**Your task**: Copy the material below with every "candle-body" swapped for "candlestick-body" and nothing else altered. Leave the pictures out.
+++ Entries
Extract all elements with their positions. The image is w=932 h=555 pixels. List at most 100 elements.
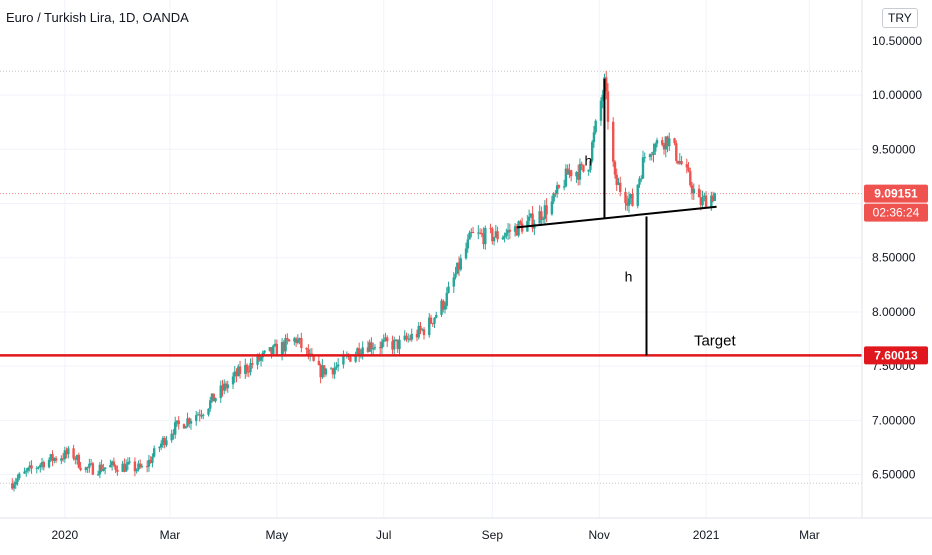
currency-button[interactable]: TRY bbox=[882, 8, 918, 28]
candle-body bbox=[102, 469, 105, 471]
candle-body bbox=[329, 368, 333, 370]
candle-body bbox=[540, 211, 543, 220]
candle-body bbox=[84, 467, 88, 470]
candle-body bbox=[419, 325, 422, 330]
candle-body bbox=[545, 205, 548, 215]
candle-body bbox=[456, 262, 459, 274]
candle-body bbox=[158, 447, 161, 449]
candle-body bbox=[692, 188, 696, 194]
candle-body bbox=[96, 474, 100, 476]
time-tick-label: Sep bbox=[482, 528, 504, 542]
candle-body bbox=[145, 466, 149, 468]
candle-body bbox=[35, 467, 38, 469]
candle-body bbox=[165, 440, 168, 446]
candle-body bbox=[298, 337, 301, 340]
candle-body bbox=[296, 339, 300, 343]
candle-body bbox=[531, 213, 534, 229]
candle-body bbox=[508, 229, 512, 232]
candle-body bbox=[543, 205, 547, 219]
candle-body bbox=[640, 178, 643, 180]
candle-body bbox=[54, 458, 58, 461]
candle-body bbox=[492, 237, 496, 242]
candle-body bbox=[18, 473, 21, 479]
candle-body bbox=[690, 185, 694, 194]
candle-body bbox=[368, 342, 371, 352]
candle-body bbox=[624, 191, 627, 204]
candle-body bbox=[147, 459, 151, 467]
candle-body bbox=[226, 384, 229, 389]
candle-body bbox=[86, 467, 89, 469]
candle-body bbox=[407, 338, 410, 340]
candle-body bbox=[305, 347, 308, 350]
candle-body bbox=[333, 367, 336, 375]
current-price-value: 9.09151 bbox=[874, 187, 918, 201]
countdown-badge bbox=[864, 203, 928, 222]
candle-body bbox=[552, 193, 555, 202]
candle-body bbox=[470, 232, 473, 234]
candle-body bbox=[163, 437, 166, 446]
candle-body bbox=[182, 424, 186, 429]
candle-body bbox=[74, 458, 77, 460]
candle-body bbox=[231, 376, 235, 385]
candle-body bbox=[482, 233, 485, 245]
candle-body bbox=[503, 235, 506, 238]
price-axis-background bbox=[862, 0, 932, 550]
candle-body bbox=[237, 366, 240, 377]
candle-body bbox=[25, 470, 28, 472]
candle-body bbox=[429, 317, 433, 324]
candle-body bbox=[541, 218, 545, 220]
candle-body bbox=[186, 418, 189, 427]
candle-body bbox=[98, 464, 102, 475]
candle-body bbox=[687, 167, 690, 172]
candle-body bbox=[435, 314, 438, 318]
candle-body bbox=[505, 232, 508, 236]
candle-body bbox=[282, 342, 286, 352]
candle-body bbox=[627, 198, 631, 206]
candle-body bbox=[209, 400, 212, 409]
candle-body bbox=[459, 258, 462, 270]
candle-body bbox=[605, 77, 608, 92]
candle-body bbox=[159, 443, 163, 448]
candle-body bbox=[391, 341, 394, 350]
time-tick-label: Jul bbox=[376, 528, 391, 542]
price-tick-label: 8.50000 bbox=[872, 251, 916, 265]
candle-body bbox=[116, 469, 119, 472]
candle-body bbox=[189, 421, 193, 424]
candle-body bbox=[704, 195, 708, 208]
candle-body bbox=[484, 227, 487, 245]
candle-body bbox=[91, 463, 95, 475]
candle-body bbox=[405, 335, 408, 340]
candle-body bbox=[447, 286, 450, 293]
candle-body bbox=[100, 464, 103, 471]
candle-body bbox=[170, 433, 173, 441]
candle-body bbox=[151, 456, 154, 463]
candle-body bbox=[221, 385, 224, 391]
candle-body bbox=[37, 467, 40, 469]
candle-body bbox=[662, 144, 666, 150]
candle-body bbox=[491, 228, 494, 242]
candle-body bbox=[394, 339, 398, 341]
candle-body bbox=[361, 347, 364, 355]
candle-body bbox=[641, 157, 645, 179]
candle-body bbox=[42, 462, 46, 468]
candle-body bbox=[506, 229, 510, 233]
candle-body bbox=[284, 337, 287, 352]
candle-body bbox=[356, 348, 359, 354]
candle-body bbox=[51, 454, 54, 461]
candle-body bbox=[431, 323, 434, 325]
candle-body bbox=[550, 201, 554, 215]
candle-body bbox=[496, 231, 499, 240]
candle-body bbox=[89, 463, 93, 465]
candle-body bbox=[61, 458, 65, 460]
candle-body bbox=[133, 461, 137, 472]
price-tick-label: 6.50000 bbox=[872, 468, 916, 482]
candle-body bbox=[258, 355, 261, 361]
candle-body bbox=[396, 339, 399, 350]
candle-body bbox=[319, 365, 322, 378]
candle-body bbox=[207, 408, 210, 415]
candle-body bbox=[615, 174, 618, 186]
candle-body bbox=[152, 448, 156, 457]
candle-body bbox=[443, 305, 447, 310]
++++++
**Complete response**:
Extract all elements with their positions. The image is w=932 h=555 pixels. List at most 100 elements.
currency-button[interactable]: TRY bbox=[882, 8, 918, 28]
candlestick-body bbox=[102, 469, 105, 471]
candlestick-body bbox=[329, 368, 333, 370]
candlestick-body bbox=[540, 211, 543, 220]
candlestick-body bbox=[84, 467, 88, 470]
candlestick-body bbox=[419, 325, 422, 330]
candlestick-body bbox=[545, 205, 548, 215]
candlestick-body bbox=[456, 262, 459, 274]
candlestick-body bbox=[158, 447, 161, 449]
candlestick-body bbox=[692, 188, 696, 194]
candlestick-body bbox=[96, 474, 100, 476]
time-tick-label: Sep bbox=[482, 528, 504, 542]
candlestick-body bbox=[145, 466, 149, 468]
candlestick-body bbox=[35, 467, 38, 469]
candlestick-body bbox=[165, 440, 168, 446]
candlestick-body bbox=[298, 337, 301, 340]
candlestick-body bbox=[296, 339, 300, 343]
candlestick-body bbox=[531, 213, 534, 229]
candlestick-body bbox=[508, 229, 512, 232]
candlestick-body bbox=[543, 205, 547, 219]
candlestick-body bbox=[640, 178, 643, 180]
candlestick-body bbox=[54, 458, 58, 461]
candlestick-body bbox=[492, 237, 496, 242]
candlestick-body bbox=[18, 473, 21, 479]
candlestick-body bbox=[690, 185, 694, 194]
candlestick-body bbox=[368, 342, 371, 352]
candlestick-body bbox=[624, 191, 627, 204]
candlestick-body bbox=[147, 459, 151, 467]
candlestick-body bbox=[226, 384, 229, 389]
candlestick-body bbox=[86, 467, 89, 469]
candlestick-body bbox=[407, 338, 410, 340]
candlestick-body bbox=[305, 347, 308, 350]
candlestick-body bbox=[333, 367, 336, 375]
current-price-value: 9.09151 bbox=[874, 187, 918, 201]
countdown-badge bbox=[864, 203, 928, 222]
candlestick-body bbox=[552, 193, 555, 202]
candlestick-body bbox=[470, 232, 473, 234]
candlestick-body bbox=[163, 437, 166, 446]
candlestick-body bbox=[182, 424, 186, 429]
candlestick-body bbox=[74, 458, 77, 460]
candlestick-body bbox=[231, 376, 235, 385]
candlestick-body bbox=[482, 233, 485, 245]
candlestick-body bbox=[503, 235, 506, 238]
price-axis-background bbox=[862, 0, 932, 550]
candlestick-body bbox=[237, 366, 240, 377]
candlestick-body bbox=[25, 470, 28, 472]
candlestick-body bbox=[429, 317, 433, 324]
candlestick-body bbox=[541, 218, 545, 220]
candlestick-body bbox=[186, 418, 189, 427]
candlestick-body bbox=[98, 464, 102, 475]
candlestick-body bbox=[687, 167, 690, 172]
candlestick-body bbox=[435, 314, 438, 318]
candlestick-body bbox=[505, 232, 508, 236]
candlestick-body bbox=[282, 342, 286, 352]
candlestick-body bbox=[627, 198, 631, 206]
candlestick-body bbox=[209, 400, 212, 409]
candlestick-body bbox=[459, 258, 462, 270]
candlestick-body bbox=[605, 77, 608, 92]
candlestick-body bbox=[159, 443, 163, 448]
candlestick-body bbox=[391, 341, 394, 350]
time-tick-label: Jul bbox=[376, 528, 391, 542]
price-tick-label: 8.50000 bbox=[872, 251, 916, 265]
candlestick-body bbox=[116, 469, 119, 472]
candlestick-body bbox=[189, 421, 193, 424]
candlestick-body bbox=[704, 195, 708, 208]
candlestick-body bbox=[484, 227, 487, 245]
candlestick-body bbox=[91, 463, 95, 475]
candlestick-body bbox=[405, 335, 408, 340]
candlestick-body bbox=[447, 286, 450, 293]
candlestick-body bbox=[100, 464, 103, 471]
candlestick-body bbox=[170, 433, 173, 441]
candlestick-body bbox=[151, 456, 154, 463]
candlestick-body bbox=[221, 385, 224, 391]
candlestick-body bbox=[37, 467, 40, 469]
candlestick-body bbox=[662, 144, 666, 150]
candlestick-body bbox=[491, 228, 494, 242]
candlestick-body bbox=[394, 339, 398, 341]
candlestick-body bbox=[361, 347, 364, 355]
candlestick-body bbox=[641, 157, 645, 179]
candlestick-body bbox=[42, 462, 46, 468]
candlestick-body bbox=[506, 229, 510, 233]
candlestick-body bbox=[284, 337, 287, 352]
candlestick-body bbox=[356, 348, 359, 354]
candlestick-body bbox=[51, 454, 54, 461]
candlestick-body bbox=[431, 323, 434, 325]
candlestick-body bbox=[550, 201, 554, 215]
candlestick-body bbox=[496, 231, 499, 240]
candlestick-body bbox=[89, 463, 93, 465]
candlestick-body bbox=[61, 458, 65, 460]
candlestick-body bbox=[133, 461, 137, 472]
price-tick-label: 6.50000 bbox=[872, 468, 916, 482]
candlestick-body bbox=[258, 355, 261, 361]
candlestick-body bbox=[396, 339, 399, 350]
candlestick-body bbox=[319, 365, 322, 378]
candlestick-body bbox=[207, 408, 210, 415]
candlestick-body bbox=[615, 174, 618, 186]
candlestick-body bbox=[152, 448, 156, 457]
candlestick-body bbox=[443, 305, 447, 310]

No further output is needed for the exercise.